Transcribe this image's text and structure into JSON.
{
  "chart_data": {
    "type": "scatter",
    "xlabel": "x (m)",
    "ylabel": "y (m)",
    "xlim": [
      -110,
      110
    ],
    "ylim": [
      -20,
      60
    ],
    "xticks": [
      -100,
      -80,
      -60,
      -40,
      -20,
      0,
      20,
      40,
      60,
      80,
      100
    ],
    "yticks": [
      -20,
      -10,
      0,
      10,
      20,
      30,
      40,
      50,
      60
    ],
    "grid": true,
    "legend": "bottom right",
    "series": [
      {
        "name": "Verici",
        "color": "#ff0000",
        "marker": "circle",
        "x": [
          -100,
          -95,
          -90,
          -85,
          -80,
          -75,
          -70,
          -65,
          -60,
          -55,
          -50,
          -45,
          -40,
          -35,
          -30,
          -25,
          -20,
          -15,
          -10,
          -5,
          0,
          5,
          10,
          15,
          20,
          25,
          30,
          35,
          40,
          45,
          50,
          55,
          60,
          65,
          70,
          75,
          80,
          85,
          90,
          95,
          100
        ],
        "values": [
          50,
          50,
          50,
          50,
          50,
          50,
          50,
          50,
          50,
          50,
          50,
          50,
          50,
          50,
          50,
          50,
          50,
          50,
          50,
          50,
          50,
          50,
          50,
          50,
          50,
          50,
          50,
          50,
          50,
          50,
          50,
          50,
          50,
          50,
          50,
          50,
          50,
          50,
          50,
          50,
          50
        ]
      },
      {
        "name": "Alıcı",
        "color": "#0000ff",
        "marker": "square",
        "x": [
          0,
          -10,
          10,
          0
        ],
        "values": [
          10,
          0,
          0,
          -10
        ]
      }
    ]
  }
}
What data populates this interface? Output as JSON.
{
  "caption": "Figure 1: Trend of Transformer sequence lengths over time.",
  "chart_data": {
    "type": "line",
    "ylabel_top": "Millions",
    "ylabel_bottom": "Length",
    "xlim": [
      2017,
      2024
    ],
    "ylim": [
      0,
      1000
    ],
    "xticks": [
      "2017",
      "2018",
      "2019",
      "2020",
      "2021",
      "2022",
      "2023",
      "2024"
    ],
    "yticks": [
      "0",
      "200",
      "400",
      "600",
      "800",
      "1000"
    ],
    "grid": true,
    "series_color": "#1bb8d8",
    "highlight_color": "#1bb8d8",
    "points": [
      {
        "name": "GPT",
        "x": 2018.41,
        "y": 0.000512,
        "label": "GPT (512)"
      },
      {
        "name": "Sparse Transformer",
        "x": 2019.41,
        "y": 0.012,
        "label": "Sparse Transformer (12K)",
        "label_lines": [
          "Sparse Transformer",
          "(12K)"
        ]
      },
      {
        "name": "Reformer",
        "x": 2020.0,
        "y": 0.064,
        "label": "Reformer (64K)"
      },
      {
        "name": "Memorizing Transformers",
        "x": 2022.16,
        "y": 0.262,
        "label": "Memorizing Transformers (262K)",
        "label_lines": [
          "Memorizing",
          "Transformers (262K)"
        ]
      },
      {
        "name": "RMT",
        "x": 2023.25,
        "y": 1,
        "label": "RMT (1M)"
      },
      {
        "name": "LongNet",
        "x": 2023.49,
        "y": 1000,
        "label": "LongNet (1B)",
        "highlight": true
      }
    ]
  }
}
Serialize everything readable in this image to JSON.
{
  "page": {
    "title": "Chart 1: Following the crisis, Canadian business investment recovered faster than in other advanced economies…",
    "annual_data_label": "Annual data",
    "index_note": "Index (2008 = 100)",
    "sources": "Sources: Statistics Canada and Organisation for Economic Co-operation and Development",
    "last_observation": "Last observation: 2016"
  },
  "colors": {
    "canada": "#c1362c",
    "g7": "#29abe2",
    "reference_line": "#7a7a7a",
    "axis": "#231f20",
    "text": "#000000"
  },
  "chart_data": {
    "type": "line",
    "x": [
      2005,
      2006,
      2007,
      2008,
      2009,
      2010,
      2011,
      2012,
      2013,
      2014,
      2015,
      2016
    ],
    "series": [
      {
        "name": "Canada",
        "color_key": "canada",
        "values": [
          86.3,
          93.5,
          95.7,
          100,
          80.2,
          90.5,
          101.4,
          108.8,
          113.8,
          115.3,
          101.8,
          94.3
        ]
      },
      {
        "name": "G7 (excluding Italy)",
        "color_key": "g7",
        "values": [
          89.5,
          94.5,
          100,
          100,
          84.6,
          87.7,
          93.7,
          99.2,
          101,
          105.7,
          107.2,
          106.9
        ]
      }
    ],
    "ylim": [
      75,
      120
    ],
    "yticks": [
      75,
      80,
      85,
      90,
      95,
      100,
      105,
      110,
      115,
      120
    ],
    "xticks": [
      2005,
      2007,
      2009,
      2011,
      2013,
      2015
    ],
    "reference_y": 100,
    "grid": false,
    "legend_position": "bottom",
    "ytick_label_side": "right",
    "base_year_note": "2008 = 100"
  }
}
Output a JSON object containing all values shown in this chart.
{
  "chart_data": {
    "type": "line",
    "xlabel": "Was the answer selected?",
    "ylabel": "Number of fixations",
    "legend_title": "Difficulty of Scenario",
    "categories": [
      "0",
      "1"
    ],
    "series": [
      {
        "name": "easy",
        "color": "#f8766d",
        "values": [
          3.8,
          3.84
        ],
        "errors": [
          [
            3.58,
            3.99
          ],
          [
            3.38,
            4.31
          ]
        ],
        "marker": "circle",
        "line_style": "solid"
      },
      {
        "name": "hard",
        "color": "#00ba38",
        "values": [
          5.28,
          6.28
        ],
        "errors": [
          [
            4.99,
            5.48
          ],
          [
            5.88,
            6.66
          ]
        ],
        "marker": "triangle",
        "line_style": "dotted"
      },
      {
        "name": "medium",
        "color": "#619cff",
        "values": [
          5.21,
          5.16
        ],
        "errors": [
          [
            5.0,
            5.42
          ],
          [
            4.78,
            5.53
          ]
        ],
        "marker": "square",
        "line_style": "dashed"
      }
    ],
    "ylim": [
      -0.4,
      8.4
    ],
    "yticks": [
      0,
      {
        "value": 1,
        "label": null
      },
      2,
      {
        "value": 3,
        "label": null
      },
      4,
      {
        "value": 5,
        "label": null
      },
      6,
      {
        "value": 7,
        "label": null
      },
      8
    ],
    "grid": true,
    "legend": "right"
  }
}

========================

Your task is to pick out every line with the string "right" and copy it.

**THE OUTPUT**
    "legend": "bottom right",
    "ytick_label_side": "right",
    "legend": "right"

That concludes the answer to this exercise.